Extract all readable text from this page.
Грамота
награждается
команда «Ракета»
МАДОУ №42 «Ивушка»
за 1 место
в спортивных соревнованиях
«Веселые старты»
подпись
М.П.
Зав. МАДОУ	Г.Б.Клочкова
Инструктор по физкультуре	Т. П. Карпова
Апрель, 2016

*Objective*: Retype the data in full and match it exactly.

*Solution to the exercise*:
Extract all readable text from this page.
Грамота
награждается
команда «Ракета»
МАДОУ №42 «Ивушка»
за 1 место
в спортивных соревнованиях
«Веселые старты»
подпись
М.П.
Зав. МАДОУ	Г.Б.Клочкова
Инструктор по физкультуре	Т. П. Карпова
Апрель, 2016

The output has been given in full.